Records from a collection:

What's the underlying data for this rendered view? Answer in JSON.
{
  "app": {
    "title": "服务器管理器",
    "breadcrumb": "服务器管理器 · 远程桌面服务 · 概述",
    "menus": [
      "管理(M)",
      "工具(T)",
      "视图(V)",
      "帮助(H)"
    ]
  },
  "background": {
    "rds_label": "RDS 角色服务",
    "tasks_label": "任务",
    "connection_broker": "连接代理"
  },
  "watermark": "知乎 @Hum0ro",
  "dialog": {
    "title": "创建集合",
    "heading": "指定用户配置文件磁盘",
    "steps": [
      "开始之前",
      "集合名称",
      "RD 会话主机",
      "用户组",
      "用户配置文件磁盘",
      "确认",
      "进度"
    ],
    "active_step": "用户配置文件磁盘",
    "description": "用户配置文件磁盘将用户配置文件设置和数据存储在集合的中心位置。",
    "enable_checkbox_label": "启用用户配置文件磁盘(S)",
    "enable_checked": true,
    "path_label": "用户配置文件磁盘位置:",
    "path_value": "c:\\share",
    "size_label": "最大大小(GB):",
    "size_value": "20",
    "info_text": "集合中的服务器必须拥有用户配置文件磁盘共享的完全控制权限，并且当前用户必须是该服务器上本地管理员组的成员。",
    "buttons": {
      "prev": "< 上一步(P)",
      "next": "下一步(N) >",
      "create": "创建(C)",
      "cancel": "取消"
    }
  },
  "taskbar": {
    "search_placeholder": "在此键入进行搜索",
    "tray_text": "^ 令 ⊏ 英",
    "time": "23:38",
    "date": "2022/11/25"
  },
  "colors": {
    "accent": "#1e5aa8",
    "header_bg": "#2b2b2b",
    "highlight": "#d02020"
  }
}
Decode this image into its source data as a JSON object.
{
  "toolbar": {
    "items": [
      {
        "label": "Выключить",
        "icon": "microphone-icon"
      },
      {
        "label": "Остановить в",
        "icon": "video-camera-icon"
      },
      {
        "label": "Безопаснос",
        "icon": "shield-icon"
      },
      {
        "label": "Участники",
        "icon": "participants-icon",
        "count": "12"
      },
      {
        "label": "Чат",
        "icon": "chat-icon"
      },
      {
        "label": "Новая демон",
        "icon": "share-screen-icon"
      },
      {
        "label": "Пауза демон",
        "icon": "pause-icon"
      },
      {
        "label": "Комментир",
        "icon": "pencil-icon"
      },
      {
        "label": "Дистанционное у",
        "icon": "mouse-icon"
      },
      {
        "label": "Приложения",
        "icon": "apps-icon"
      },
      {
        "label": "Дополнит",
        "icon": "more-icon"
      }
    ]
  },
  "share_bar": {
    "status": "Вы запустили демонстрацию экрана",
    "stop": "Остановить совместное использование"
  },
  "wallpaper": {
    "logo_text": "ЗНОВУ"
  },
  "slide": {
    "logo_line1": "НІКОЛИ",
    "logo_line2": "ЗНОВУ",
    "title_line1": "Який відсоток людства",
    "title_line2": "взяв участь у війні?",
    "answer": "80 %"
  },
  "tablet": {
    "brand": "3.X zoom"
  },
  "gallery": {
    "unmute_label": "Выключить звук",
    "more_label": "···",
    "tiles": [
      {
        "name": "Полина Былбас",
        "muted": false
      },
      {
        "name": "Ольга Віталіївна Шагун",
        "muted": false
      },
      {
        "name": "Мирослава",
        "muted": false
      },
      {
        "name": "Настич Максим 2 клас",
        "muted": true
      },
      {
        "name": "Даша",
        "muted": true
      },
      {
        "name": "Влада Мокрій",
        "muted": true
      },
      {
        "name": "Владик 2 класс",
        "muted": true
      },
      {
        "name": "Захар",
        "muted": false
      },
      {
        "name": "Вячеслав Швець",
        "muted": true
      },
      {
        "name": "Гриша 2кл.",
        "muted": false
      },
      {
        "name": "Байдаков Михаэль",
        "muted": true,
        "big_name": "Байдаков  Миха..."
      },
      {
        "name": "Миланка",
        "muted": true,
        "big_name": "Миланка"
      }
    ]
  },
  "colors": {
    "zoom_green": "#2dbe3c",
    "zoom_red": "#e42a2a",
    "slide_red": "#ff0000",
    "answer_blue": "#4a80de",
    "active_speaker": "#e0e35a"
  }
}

Exercise directions. Find each line in the records holding the string "Остановить" and show it.

Task result.
        "label": "Остановить в",
    "stop": "Остановить совместное использование"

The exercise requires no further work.